**EXCERPT:**
There are many I could mention, I’ll just say my favorite scene is in Double Indemnity, “There is a speed limit in this town, Mr.Neff…”
BTW, the pronunciation of “noir”. I just saw Ed Norton’s Motherless Brooklyn and an interview with him about it. He is saying new-are. I think it should be nwar. One syllable not two.
What I really enjoy is Gloria Grahame bringing a dark and dangerous noir dame into every non-noir movie she made. Watch closely the way she flirts with James Stewart in* It’s a Wonderful Life* and you’ll wonder why they limited old man Potter’s suspicions to a single line of dialog. Want to throw some lust and jealousy into a circus movie? All you need is about5 seconds of Gloria Grahame!
I know it’s a bit of a stretch to call it Film Noir, but you can squeeze Arsenic and Old Lace into that category, damn near the entire movie is one big ‘favorite scene’.
Double Indemnity was the first film that sprang to my mind too, one of my all-time favorites.

**DATA PROVIDED:**
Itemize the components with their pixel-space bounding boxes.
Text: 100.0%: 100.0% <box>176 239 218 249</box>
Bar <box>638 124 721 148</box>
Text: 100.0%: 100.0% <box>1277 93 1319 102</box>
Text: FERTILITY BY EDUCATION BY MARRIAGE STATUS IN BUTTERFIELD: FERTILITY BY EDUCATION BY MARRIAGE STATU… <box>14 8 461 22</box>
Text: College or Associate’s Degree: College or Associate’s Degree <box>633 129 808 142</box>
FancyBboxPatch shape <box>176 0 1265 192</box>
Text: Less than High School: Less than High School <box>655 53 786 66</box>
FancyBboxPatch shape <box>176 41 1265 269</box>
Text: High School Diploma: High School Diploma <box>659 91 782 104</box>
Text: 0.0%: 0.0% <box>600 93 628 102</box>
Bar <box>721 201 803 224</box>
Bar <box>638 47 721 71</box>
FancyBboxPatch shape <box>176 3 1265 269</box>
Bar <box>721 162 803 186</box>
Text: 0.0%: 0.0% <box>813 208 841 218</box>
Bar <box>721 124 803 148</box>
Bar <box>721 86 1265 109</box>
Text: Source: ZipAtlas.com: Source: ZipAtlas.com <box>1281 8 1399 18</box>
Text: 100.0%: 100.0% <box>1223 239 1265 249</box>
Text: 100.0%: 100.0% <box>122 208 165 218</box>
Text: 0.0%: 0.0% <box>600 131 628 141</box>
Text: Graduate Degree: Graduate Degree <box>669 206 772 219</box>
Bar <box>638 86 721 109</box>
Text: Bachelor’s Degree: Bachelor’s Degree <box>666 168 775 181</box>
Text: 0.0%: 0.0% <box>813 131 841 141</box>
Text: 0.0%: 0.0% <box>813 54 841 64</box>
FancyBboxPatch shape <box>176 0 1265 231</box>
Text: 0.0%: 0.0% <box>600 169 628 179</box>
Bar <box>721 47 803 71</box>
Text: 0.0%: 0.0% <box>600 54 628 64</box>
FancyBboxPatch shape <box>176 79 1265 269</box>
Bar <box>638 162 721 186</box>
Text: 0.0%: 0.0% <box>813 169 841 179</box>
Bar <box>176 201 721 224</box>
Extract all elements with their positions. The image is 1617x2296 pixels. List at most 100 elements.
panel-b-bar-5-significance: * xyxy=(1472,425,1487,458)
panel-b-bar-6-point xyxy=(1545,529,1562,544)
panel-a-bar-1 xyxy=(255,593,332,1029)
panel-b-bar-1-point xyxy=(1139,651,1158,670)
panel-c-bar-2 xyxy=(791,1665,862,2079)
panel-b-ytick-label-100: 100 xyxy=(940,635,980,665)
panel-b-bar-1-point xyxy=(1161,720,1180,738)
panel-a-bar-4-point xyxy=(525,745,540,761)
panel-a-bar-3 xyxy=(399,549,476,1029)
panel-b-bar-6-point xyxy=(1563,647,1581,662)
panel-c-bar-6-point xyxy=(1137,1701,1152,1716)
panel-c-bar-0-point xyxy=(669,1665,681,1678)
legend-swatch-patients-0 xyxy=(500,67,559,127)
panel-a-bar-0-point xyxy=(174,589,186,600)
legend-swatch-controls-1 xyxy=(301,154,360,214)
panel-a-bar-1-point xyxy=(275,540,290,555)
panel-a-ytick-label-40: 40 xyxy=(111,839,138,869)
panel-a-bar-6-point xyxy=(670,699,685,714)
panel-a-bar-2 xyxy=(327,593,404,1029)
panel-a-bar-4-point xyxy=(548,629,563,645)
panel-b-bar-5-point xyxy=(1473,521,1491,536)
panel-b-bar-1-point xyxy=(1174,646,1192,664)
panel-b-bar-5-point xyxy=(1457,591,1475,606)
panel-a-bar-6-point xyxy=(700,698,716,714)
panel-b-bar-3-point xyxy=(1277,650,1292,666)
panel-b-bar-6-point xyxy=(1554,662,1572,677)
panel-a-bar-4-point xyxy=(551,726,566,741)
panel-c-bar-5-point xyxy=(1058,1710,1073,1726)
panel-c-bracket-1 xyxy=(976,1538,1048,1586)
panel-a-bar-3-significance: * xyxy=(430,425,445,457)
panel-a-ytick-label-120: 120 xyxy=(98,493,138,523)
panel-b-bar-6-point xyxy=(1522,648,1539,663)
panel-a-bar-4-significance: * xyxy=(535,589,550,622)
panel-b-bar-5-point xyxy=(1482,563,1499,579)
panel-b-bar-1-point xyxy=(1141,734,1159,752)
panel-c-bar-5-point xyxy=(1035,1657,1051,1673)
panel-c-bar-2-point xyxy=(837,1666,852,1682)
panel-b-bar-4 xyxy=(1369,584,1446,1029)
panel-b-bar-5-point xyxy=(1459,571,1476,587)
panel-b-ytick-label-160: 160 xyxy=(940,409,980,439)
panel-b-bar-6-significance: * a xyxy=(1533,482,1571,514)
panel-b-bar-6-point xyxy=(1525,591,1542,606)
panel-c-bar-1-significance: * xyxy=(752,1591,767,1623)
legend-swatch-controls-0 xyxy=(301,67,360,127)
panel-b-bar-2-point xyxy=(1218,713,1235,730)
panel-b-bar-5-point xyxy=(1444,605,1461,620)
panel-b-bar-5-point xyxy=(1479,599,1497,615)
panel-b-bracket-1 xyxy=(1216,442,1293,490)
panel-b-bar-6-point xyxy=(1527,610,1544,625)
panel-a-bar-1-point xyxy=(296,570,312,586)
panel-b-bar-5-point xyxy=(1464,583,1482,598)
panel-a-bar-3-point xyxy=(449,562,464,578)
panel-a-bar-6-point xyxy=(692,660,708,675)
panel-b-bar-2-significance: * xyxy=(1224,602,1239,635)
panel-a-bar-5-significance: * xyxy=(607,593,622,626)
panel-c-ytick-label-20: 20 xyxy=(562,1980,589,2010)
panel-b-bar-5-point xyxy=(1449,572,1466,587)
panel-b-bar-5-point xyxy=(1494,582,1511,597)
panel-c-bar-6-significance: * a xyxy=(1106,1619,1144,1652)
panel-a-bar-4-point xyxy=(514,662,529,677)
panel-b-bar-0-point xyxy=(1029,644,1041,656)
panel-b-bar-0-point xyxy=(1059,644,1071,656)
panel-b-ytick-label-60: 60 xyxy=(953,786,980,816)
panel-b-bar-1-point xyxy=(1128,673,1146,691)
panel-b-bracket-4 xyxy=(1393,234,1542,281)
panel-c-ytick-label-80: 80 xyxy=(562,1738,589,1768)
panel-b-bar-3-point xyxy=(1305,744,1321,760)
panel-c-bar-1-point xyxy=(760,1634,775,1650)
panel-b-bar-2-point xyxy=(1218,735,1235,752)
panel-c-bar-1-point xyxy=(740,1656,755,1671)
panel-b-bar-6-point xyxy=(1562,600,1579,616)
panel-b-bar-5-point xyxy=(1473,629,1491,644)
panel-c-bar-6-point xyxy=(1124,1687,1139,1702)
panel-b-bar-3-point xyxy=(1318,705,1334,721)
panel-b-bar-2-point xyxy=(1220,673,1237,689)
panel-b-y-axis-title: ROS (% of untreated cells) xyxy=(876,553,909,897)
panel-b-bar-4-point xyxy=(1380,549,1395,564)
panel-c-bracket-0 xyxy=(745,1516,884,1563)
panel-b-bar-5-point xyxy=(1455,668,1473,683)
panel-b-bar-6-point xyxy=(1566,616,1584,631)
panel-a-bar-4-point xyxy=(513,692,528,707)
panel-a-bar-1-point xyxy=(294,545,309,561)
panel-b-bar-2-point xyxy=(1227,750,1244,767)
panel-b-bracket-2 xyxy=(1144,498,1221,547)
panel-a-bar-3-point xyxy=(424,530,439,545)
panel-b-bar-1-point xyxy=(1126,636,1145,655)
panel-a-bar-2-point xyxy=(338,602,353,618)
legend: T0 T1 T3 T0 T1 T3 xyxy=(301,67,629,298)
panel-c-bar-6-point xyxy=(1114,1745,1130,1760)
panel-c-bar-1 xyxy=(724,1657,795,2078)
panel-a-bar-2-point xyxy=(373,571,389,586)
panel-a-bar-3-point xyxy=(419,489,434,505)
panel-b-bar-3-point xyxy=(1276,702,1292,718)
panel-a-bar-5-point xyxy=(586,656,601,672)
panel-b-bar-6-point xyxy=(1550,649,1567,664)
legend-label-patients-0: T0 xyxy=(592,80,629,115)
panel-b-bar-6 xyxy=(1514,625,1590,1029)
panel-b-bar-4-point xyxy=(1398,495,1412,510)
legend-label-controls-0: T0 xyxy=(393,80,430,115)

**TASK GOAL:** Transcribe the passage of the film noir comments starting at "There are many" and ending at "big ‘favorite scene’.". These items come from a separate source unrelated to the film noir comments.

**RESPONSE AREA:**
There are many I could mention, I’ll just say my favorite scene is in Double Indemnity, “There is a speed limit in this town, Mr.Neff…”
BTW, the pronunciation of “noir”. I just saw Ed Norton’s Motherless Brooklyn and an interview with him about it. He is saying new-are. I think it should be nwar. One syllable not two.
What I really enjoy is Gloria Grahame bringing a dark and dangerous noir dame into every non-noir movie she made. Watch closely the way she flirts with James Stewart in* It’s a Wonderful Life* and you’ll wonder why they limited old man Potter’s suspicions to a single line of dialog. Want to throw some lust and jealousy into a circus movie? All you need is about5 seconds of Gloria Grahame!
I know it’s a bit of a stretch to call it Film Noir, but you can squeeze Arsenic and Old Lace into that category, damn near the entire movie is one big ‘favorite scene’.